INPUT =
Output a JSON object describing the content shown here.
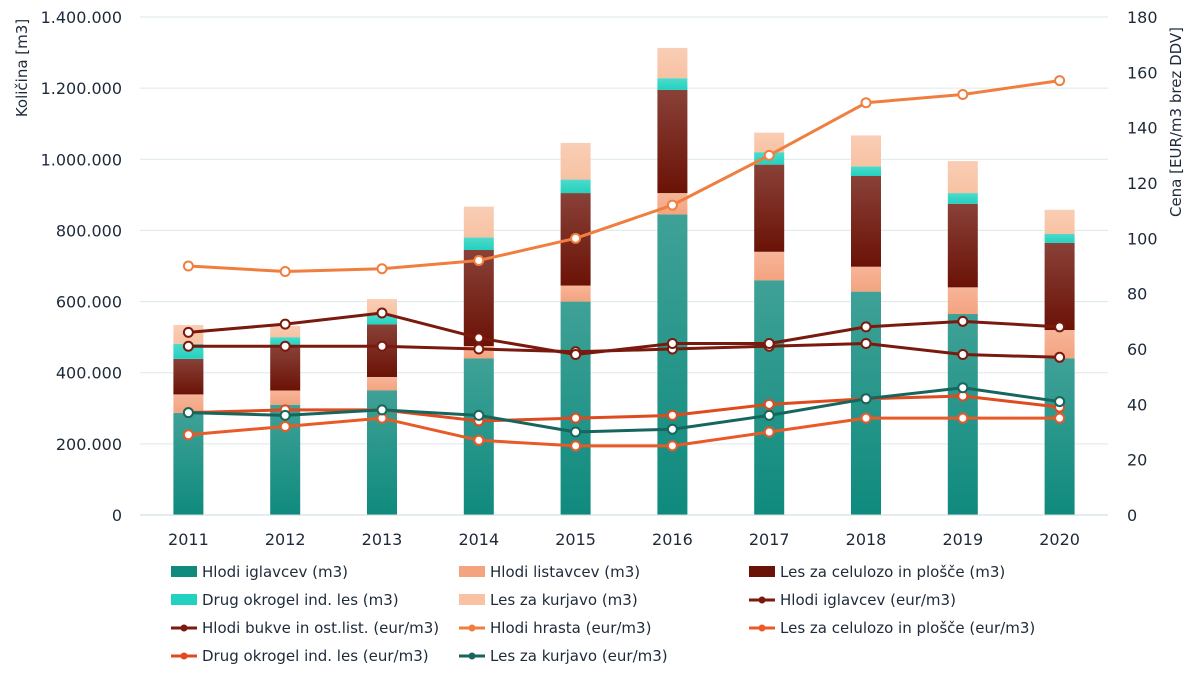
{
  "chart_data": {
    "type": "bar",
    "categories": [
      "2011",
      "2012",
      "2013",
      "2014",
      "2015",
      "2016",
      "2017",
      "2018",
      "2019",
      "2020"
    ],
    "y_left": {
      "label": "Količina [m3]",
      "range": [
        0,
        1400000
      ],
      "ticks": [
        "0",
        "200.000",
        "400.000",
        "600.000",
        "800.000",
        "1.000.000",
        "1.200.000",
        "1.400.000"
      ]
    },
    "y_right": {
      "label": "Cena [EUR/m3 brez DDV]",
      "range": [
        0,
        180
      ],
      "ticks": [
        "0",
        "20",
        "40",
        "60",
        "80",
        "100",
        "120",
        "140",
        "160",
        "180"
      ]
    },
    "bar_series": [
      {
        "name": "Hlodi iglavcev (m3)",
        "color": "#0f8a7d",
        "values": [
          287000,
          310000,
          350000,
          440000,
          600000,
          845000,
          660000,
          628000,
          565000,
          440000
        ]
      },
      {
        "name": "Hlodi listavcev (m3)",
        "color": "#f4a37f",
        "values": [
          52000,
          40000,
          38000,
          35000,
          45000,
          60000,
          80000,
          70000,
          75000,
          80000
        ]
      },
      {
        "name": "Les za celulozo in plošče (m3)",
        "color": "#6b1206",
        "values": [
          100000,
          125000,
          148000,
          270000,
          260000,
          290000,
          245000,
          255000,
          235000,
          245000
        ]
      },
      {
        "name": "Drug okrogel ind. les (m3)",
        "color": "#22d1bf",
        "values": [
          42000,
          25000,
          25000,
          35000,
          38000,
          33000,
          35000,
          27000,
          30000,
          25000
        ]
      },
      {
        "name": "Les za kurjavo (m3)",
        "color": "#f8c2a3",
        "values": [
          53000,
          32000,
          46000,
          87000,
          103000,
          85000,
          55000,
          87000,
          90000,
          68000
        ]
      }
    ],
    "line_series": [
      {
        "name": "Hlodi iglavcev (eur/m3)",
        "color": "#7a1a0e",
        "values": [
          61,
          61,
          61,
          60,
          59,
          60,
          61,
          62,
          58,
          57
        ]
      },
      {
        "name": "Hlodi bukve in ost.list. (eur/m3)",
        "color": "#7a1a0e",
        "values": [
          66,
          69,
          73,
          64,
          58,
          62,
          62,
          68,
          70,
          68
        ]
      },
      {
        "name": "Hlodi hrasta (eur/m3)",
        "color": "#f07f3f",
        "values": [
          90,
          88,
          89,
          92,
          100,
          112,
          130,
          149,
          152,
          157
        ]
      },
      {
        "name": "Les za celulozo in plošče (eur/m3)",
        "color": "#ea5a28",
        "values": [
          29,
          32,
          35,
          27,
          25,
          25,
          30,
          35,
          35,
          35
        ]
      },
      {
        "name": "Drug okrogel ind. les (eur/m3)",
        "color": "#e04a1f",
        "values": [
          37,
          38,
          38,
          34,
          35,
          36,
          40,
          42,
          43,
          39
        ]
      },
      {
        "name": "Les za kurjavo (eur/m3)",
        "color": "#17665e",
        "values": [
          37,
          36,
          38,
          36,
          30,
          31,
          36,
          42,
          46,
          41
        ]
      }
    ],
    "legend": [
      {
        "label": "Hlodi iglavcev (m3)",
        "kind": "bar",
        "color": "#0f8a7d"
      },
      {
        "label": "Hlodi listavcev (m3)",
        "kind": "bar",
        "color": "#f4a37f"
      },
      {
        "label": "Les za celulozo in plošče (m3)",
        "kind": "bar",
        "color": "#6b1206"
      },
      {
        "label": "Drug okrogel ind. les (m3)",
        "kind": "bar",
        "color": "#22d1bf"
      },
      {
        "label": "Les za kurjavo (m3)",
        "kind": "bar",
        "color": "#f8c2a3"
      },
      {
        "label": "Hlodi iglavcev (eur/m3)",
        "kind": "line",
        "color": "#7a1a0e"
      },
      {
        "label": "Hlodi bukve in ost.list. (eur/m3)",
        "kind": "line",
        "color": "#7a1a0e"
      },
      {
        "label": "Hlodi hrasta (eur/m3)",
        "kind": "line",
        "color": "#f07f3f"
      },
      {
        "label": "Les za celulozo in plošče (eur/m3)",
        "kind": "line",
        "color": "#ea5a28"
      },
      {
        "label": "Drug okrogel ind. les (eur/m3)",
        "kind": "line",
        "color": "#e04a1f"
      },
      {
        "label": "Les za kurjavo (eur/m3)",
        "kind": "line",
        "color": "#17665e"
      }
    ],
    "grid": true,
    "legend_position": "bottom"
  }
}
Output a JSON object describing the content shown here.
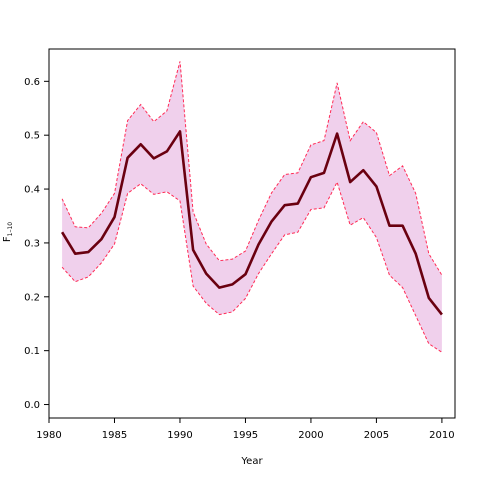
{
  "chart_data": {
    "type": "line",
    "xlabel": "Year",
    "ylabel": "F",
    "ylabel_subscript": "1–10",
    "xlim": [
      1980,
      2011
    ],
    "ylim": [
      -0.025,
      0.66
    ],
    "xticks": [
      1980,
      1985,
      1990,
      1995,
      2000,
      2005,
      2010
    ],
    "yticks": [
      0.0,
      0.1,
      0.2,
      0.3,
      0.4,
      0.5,
      0.6
    ],
    "x": [
      1981,
      1982,
      1983,
      1984,
      1985,
      1986,
      1987,
      1988,
      1989,
      1990,
      1991,
      1992,
      1993,
      1994,
      1995,
      1996,
      1997,
      1998,
      1999,
      2000,
      2001,
      2002,
      2003,
      2004,
      2005,
      2006,
      2007,
      2008,
      2009,
      2010
    ],
    "series": [
      {
        "values": [
          0.32,
          0.28,
          0.283,
          0.307,
          0.348,
          0.458,
          0.483,
          0.457,
          0.47,
          0.507,
          0.287,
          0.243,
          0.217,
          0.223,
          0.242,
          0.297,
          0.34,
          0.37,
          0.373,
          0.422,
          0.43,
          0.503,
          0.413,
          0.435,
          0.405,
          0.332,
          0.332,
          0.28,
          0.198,
          0.167
        ]
      }
    ],
    "band": {
      "upper": [
        0.382,
        0.33,
        0.328,
        0.355,
        0.392,
        0.527,
        0.557,
        0.525,
        0.545,
        0.637,
        0.358,
        0.298,
        0.267,
        0.27,
        0.285,
        0.342,
        0.393,
        0.427,
        0.43,
        0.482,
        0.49,
        0.597,
        0.49,
        0.525,
        0.505,
        0.425,
        0.443,
        0.392,
        0.28,
        0.24
      ],
      "lower": [
        0.255,
        0.228,
        0.237,
        0.263,
        0.298,
        0.392,
        0.41,
        0.39,
        0.395,
        0.378,
        0.22,
        0.188,
        0.167,
        0.172,
        0.197,
        0.243,
        0.28,
        0.315,
        0.32,
        0.362,
        0.365,
        0.413,
        0.333,
        0.347,
        0.31,
        0.24,
        0.217,
        0.165,
        0.113,
        0.097
      ]
    },
    "colors": {
      "line": "#6a0010",
      "band_fill": "#f0d0ec",
      "band_edge": "#ff2a55"
    },
    "grid": false
  }
}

TO BE DONE =
Identify and list each line with the word "Drug".

ANSWER TO THIS TASK =
        "name": "Drug okrogel ind. les (m3)",
        "name": "Drug okrogel ind. les (eur/m3)",
        "label": "Drug okrogel ind. les (m3)",
        "label": "Drug okrogel ind. les (eur/m3)",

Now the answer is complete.